INSTRUCTIONS TO FOLLOW
Beneath this sentence is a set of records; write each of them out exactly.

++++ SUPPLIED DATA

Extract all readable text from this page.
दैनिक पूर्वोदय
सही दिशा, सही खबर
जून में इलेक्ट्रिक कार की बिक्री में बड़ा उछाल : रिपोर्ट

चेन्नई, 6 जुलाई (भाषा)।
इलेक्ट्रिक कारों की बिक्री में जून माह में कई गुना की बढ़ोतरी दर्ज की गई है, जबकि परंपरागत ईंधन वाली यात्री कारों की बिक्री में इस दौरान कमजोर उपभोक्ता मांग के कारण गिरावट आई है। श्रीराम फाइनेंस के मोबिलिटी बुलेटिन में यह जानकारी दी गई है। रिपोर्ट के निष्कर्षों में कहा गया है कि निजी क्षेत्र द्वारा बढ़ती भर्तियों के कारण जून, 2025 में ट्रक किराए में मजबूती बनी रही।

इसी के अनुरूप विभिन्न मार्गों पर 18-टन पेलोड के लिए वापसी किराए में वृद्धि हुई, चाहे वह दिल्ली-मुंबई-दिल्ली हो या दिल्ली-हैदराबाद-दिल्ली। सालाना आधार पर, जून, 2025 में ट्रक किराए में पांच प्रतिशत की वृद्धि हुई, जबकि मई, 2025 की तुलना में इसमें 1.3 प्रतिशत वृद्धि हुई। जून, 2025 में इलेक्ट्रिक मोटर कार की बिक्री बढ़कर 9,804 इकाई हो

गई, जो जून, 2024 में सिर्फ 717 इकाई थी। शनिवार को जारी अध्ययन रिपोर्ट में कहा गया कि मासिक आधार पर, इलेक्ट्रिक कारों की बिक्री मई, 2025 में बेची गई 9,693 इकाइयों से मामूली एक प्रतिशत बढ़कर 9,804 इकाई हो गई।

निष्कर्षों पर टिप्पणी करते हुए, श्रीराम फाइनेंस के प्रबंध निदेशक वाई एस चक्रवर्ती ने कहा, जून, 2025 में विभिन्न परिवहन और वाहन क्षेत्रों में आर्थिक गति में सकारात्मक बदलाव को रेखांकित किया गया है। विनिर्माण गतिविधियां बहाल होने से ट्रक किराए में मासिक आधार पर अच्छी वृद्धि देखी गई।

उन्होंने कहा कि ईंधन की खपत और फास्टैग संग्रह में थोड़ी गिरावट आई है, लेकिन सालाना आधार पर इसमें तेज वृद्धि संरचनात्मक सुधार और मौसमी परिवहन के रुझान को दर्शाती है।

++++++++

TASK OUTPUT
Extract all readable text from this page.
दैनिक पूर्वोदय
सही दिशा, सही खबर
जून में इलेक्ट्रिक कार की बिक्री में बड़ा उछाल : रिपोर्ट

चेन्नई, 6 जुलाई (भाषा)।
इलेक्ट्रिक कारों की बिक्री में जून माह में कई गुना की बढ़ोतरी दर्ज की गई है, जबकि परंपरागत ईंधन वाली यात्री कारों की बिक्री में इस दौरान कमजोर उपभोक्ता मांग के कारण गिरावट आई है। श्रीराम फाइनेंस के मोबिलिटी बुलेटिन में यह जानकारी दी गई है। रिपोर्ट के निष्कर्षों में कहा गया है कि निजी क्षेत्र द्वारा बढ़ती भर्तियों के कारण जून, 2025 में ट्रक किराए में मजबूती बनी रही।

इसी के अनुरूप विभिन्न मार्गों पर 18-टन पेलोड के लिए वापसी किराए में वृद्धि हुई, चाहे वह दिल्ली-मुंबई-दिल्ली हो या दिल्ली-हैदराबाद-दिल्ली। सालाना आधार पर, जून, 2025 में ट्रक किराए में पांच प्रतिशत की वृद्धि हुई, जबकि मई, 2025 की तुलना में इसमें 1.3 प्रतिशत वृद्धि हुई। जून, 2025 में इलेक्ट्रिक मोटर कार की बिक्री बढ़कर 9,804 इकाई हो

गई, जो जून, 2024 में सिर्फ 717 इकाई थी। शनिवार को जारी अध्ययन रिपोर्ट में कहा गया कि मासिक आधार पर, इलेक्ट्रिक कारों की बिक्री मई, 2025 में बेची गई 9,693 इकाइयों से मामूली एक प्रतिशत बढ़कर 9,804 इकाई हो गई।

निष्कर्षों पर टिप्पणी करते हुए, श्रीराम फाइनेंस के प्रबंध निदेशक वाई एस चक्रवर्ती ने कहा, जून, 2025 में विभिन्न परिवहन और वाहन क्षेत्रों में आर्थिक गति में सकारात्मक बदलाव को रेखांकित किया गया है। विनिर्माण गतिविधियां बहाल होने से ट्रक किराए में मासिक आधार पर अच्छी वृद्धि देखी गई।

उन्होंने कहा कि ईंधन की खपत और फास्टैग संग्रह में थोड़ी गिरावट आई है, लेकिन सालाना आधार पर इसमें तेज वृद्धि संरचनात्मक सुधार और मौसमी परिवहन के रुझान को दर्शाती है।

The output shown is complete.